> _Collected data entries_:
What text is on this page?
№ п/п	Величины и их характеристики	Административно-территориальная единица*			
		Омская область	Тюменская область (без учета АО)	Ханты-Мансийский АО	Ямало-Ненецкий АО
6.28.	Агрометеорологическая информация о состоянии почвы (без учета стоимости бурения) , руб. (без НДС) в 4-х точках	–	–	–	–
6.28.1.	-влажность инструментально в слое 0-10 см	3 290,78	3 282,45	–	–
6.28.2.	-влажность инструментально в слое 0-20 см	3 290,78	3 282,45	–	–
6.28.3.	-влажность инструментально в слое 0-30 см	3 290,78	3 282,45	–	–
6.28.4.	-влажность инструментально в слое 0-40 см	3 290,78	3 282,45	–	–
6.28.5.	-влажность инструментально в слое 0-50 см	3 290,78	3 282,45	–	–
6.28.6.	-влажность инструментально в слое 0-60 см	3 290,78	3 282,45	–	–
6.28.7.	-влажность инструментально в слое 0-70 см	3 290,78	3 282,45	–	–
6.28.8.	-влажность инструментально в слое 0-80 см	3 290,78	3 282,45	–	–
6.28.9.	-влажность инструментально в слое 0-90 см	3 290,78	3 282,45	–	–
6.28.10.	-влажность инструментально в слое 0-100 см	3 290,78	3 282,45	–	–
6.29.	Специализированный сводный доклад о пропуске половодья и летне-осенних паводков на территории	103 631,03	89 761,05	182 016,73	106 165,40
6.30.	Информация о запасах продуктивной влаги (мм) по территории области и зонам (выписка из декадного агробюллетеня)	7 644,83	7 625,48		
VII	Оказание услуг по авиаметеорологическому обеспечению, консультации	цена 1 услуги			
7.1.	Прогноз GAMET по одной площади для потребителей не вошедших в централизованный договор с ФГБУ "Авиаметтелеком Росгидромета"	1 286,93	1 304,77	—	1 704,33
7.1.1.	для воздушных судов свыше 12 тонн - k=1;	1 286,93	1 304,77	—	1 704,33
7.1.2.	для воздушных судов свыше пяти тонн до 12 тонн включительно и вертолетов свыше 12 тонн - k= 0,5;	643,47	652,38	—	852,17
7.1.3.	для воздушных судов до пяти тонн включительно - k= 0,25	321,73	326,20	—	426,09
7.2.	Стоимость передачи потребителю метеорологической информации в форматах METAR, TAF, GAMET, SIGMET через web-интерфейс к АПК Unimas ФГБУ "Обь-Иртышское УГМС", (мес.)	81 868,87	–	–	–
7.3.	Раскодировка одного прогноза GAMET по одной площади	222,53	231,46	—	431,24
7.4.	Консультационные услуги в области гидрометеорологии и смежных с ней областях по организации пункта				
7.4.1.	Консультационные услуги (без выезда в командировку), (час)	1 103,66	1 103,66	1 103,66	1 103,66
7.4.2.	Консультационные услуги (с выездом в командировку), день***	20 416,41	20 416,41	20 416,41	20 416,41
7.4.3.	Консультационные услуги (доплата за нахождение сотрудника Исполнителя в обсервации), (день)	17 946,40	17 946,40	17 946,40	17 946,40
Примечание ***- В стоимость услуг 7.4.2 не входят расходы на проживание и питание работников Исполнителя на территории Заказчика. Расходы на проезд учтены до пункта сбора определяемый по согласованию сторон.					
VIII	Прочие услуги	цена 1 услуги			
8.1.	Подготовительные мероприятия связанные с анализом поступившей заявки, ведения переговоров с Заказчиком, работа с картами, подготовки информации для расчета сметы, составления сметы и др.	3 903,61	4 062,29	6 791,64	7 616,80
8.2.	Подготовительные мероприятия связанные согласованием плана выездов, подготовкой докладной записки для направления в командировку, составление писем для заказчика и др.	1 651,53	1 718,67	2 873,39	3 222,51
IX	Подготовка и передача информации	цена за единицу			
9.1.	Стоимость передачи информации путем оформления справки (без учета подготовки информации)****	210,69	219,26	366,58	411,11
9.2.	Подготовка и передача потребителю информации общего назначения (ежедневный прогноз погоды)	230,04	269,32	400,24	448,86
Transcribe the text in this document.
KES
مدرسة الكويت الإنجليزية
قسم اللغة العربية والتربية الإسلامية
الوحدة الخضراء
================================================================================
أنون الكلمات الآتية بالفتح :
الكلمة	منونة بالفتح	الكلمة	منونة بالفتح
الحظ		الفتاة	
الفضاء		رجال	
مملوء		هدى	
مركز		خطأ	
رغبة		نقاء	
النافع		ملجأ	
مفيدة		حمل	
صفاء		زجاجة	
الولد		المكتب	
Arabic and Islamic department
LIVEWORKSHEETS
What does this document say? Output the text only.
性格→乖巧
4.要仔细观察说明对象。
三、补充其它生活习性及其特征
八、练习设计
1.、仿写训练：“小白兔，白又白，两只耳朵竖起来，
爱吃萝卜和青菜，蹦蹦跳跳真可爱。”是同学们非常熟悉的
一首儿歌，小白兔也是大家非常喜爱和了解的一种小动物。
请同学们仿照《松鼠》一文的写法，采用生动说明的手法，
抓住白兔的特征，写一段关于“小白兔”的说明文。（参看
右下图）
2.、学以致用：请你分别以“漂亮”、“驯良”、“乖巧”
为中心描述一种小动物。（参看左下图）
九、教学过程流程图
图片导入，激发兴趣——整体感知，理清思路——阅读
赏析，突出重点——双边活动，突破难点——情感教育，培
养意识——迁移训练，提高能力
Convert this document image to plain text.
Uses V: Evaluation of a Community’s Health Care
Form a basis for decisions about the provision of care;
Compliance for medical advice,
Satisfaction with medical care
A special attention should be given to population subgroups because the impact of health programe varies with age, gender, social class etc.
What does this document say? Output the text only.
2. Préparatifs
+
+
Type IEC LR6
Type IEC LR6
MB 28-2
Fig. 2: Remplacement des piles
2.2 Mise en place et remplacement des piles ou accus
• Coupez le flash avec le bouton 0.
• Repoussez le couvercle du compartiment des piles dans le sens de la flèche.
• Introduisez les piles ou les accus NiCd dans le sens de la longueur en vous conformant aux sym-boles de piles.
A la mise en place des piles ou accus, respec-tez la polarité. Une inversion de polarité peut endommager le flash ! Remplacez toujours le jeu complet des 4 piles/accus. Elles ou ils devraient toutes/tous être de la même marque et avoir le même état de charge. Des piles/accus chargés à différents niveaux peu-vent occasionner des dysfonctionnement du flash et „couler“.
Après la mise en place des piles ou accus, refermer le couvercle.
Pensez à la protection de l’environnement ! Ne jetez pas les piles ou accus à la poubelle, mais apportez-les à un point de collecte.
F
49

> _Directions for this task_:
Choose all lines containing the string "بالفتح" and copy them out.

> _Answer for this exercise_:
أنون الكلمات الآتية بالفتح :
الكلمة	منونة بالفتح	الكلمة	منونة بالفتح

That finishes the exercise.